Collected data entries
■ ■ ■ ■ ■ ■ ■

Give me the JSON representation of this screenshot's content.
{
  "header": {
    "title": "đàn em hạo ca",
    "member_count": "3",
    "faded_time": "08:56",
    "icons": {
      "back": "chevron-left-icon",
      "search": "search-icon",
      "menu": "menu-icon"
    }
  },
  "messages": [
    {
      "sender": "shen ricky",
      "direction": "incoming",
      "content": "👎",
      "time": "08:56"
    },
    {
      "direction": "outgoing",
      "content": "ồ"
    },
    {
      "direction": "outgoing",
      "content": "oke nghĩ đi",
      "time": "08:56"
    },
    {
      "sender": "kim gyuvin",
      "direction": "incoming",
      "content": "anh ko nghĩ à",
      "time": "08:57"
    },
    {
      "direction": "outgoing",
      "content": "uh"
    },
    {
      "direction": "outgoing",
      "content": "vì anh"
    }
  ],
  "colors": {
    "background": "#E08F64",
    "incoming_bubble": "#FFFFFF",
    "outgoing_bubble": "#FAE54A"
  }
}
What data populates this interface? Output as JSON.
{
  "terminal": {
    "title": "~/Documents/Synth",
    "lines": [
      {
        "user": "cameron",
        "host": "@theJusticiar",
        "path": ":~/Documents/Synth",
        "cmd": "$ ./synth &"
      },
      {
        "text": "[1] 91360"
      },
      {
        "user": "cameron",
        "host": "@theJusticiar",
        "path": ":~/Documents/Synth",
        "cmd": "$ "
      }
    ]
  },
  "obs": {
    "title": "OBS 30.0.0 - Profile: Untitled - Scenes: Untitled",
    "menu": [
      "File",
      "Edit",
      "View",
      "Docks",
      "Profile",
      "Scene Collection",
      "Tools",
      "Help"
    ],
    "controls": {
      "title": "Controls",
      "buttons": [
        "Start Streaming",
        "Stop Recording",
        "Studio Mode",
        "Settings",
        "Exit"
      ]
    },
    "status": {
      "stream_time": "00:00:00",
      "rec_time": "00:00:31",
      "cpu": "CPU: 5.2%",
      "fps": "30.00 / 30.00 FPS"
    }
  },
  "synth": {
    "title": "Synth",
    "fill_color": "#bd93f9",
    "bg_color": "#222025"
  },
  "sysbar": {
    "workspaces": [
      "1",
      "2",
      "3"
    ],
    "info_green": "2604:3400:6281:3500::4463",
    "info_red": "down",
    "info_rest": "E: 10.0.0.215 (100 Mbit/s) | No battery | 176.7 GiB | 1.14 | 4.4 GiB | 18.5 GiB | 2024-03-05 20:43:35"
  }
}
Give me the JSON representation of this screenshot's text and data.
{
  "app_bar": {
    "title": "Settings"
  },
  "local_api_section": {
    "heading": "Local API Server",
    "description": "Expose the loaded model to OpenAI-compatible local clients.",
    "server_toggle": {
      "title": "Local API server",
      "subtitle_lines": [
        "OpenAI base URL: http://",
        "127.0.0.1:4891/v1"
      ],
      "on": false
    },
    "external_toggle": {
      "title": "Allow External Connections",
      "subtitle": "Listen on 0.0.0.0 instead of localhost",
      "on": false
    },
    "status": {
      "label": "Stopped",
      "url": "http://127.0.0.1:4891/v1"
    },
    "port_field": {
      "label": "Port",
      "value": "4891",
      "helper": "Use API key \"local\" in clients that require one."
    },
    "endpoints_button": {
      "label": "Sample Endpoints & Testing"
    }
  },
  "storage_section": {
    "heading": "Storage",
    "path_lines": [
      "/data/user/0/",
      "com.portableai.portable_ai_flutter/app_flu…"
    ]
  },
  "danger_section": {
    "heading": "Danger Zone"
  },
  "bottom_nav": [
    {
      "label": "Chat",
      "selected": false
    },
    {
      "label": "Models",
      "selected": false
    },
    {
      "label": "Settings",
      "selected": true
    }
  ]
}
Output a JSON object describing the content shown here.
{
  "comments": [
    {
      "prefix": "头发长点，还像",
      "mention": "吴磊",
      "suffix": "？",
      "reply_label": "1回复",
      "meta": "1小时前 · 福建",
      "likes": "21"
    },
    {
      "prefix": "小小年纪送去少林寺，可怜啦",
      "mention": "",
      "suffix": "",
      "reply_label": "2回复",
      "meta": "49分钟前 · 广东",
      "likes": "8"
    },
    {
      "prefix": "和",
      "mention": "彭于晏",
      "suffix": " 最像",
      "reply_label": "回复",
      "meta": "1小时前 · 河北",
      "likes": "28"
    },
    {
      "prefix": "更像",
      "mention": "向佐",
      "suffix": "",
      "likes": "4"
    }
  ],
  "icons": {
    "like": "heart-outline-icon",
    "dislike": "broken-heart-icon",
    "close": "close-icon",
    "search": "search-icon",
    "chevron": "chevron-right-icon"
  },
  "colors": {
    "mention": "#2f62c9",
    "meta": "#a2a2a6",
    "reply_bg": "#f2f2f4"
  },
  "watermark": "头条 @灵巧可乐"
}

■ ■ ■ ■ ■ ■ ■

**Written task:**
Select all lines with the word "heart" from the entries above.

**Answer to the exercise:**
    "like": "heart-outline-icon",
    "dislike": "broken-heart-icon",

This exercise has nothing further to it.